▶ Exercise directions: Below is a block of data; give all of it again word for word.

▶ Extracted data:
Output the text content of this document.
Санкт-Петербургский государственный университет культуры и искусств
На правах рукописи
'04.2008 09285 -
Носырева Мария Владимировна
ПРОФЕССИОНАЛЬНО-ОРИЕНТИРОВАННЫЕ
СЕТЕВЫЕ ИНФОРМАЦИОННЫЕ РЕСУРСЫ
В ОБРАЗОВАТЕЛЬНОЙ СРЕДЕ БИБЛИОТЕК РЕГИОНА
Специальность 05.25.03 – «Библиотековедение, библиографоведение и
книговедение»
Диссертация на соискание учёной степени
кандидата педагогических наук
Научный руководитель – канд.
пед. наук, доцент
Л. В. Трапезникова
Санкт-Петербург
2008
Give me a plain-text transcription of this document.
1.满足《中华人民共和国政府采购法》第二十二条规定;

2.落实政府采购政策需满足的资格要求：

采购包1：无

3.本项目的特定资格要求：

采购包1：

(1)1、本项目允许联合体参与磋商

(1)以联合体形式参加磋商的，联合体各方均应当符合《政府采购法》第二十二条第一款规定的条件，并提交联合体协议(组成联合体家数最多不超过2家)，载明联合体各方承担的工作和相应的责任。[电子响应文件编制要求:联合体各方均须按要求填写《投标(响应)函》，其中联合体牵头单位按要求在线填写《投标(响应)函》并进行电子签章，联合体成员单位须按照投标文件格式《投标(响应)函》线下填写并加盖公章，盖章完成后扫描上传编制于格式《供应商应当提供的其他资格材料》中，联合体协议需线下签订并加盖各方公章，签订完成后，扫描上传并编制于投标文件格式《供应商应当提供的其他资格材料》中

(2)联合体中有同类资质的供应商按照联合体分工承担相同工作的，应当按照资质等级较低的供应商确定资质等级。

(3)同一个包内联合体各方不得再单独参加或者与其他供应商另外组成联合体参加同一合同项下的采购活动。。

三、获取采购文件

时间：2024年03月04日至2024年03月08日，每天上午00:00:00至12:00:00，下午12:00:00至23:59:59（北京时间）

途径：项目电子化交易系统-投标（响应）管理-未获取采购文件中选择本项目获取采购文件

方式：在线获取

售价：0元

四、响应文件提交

▶ Correct answer:
Output the text content of this document.
Санкт-Петербургский государственный университет культуры и искусств
На правах рукописи
'04.2008 09285 -
Носырева Мария Владимировна
ПРОФЕССИОНАЛЬНО-ОРИЕНТИРОВАННЫЕ
СЕТЕВЫЕ ИНФОРМАЦИОННЫЕ РЕСУРСЫ
В ОБРАЗОВАТЕЛЬНОЙ СРЕДЕ БИБЛИОТЕК РЕГИОНА
Специальность 05.25.03 – «Библиотековедение, библиографоведение и
книговедение»
Диссертация на соискание учёной степени
кандидата педагогических наук
Научный руководитель – канд.
пед. наук, доцент
Л. В. Трапезникова
Санкт-Петербург
2008
Give me a plain-text transcription of this document.
1.满足《中华人民共和国政府采购法》第二十二条规定;

2.落实政府采购政策需满足的资格要求：

采购包1：无

3.本项目的特定资格要求：

采购包1：

(1)1、本项目允许联合体参与磋商

(1)以联合体形式参加磋商的，联合体各方均应当符合《政府采购法》第二十二条第一款规定的条件，并提交联合体协议(组成联合体家数最多不超过2家)，载明联合体各方承担的工作和相应的责任。[电子响应文件编制要求:联合体各方均须按要求填写《投标(响应)函》，其中联合体牵头单位按要求在线填写《投标(响应)函》并进行电子签章，联合体成员单位须按照投标文件格式《投标(响应)函》线下填写并加盖公章，盖章完成后扫描上传编制于格式《供应商应当提供的其他资格材料》中，联合体协议需线下签订并加盖各方公章，签订完成后，扫描上传并编制于投标文件格式《供应商应当提供的其他资格材料》中

(2)联合体中有同类资质的供应商按照联合体分工承担相同工作的，应当按照资质等级较低的供应商确定资质等级。

(3)同一个包内联合体各方不得再单独参加或者与其他供应商另外组成联合体参加同一合同项下的采购活动。。

三、获取采购文件

时间：2024年03月04日至2024年03月08日，每天上午00:00:00至12:00:00，下午12:00:00至23:59:59（北京时间）

途径：项目电子化交易系统-投标（响应）管理-未获取采购文件中选择本项目获取采购文件

方式：在线获取

售价：0元

四、响应文件提交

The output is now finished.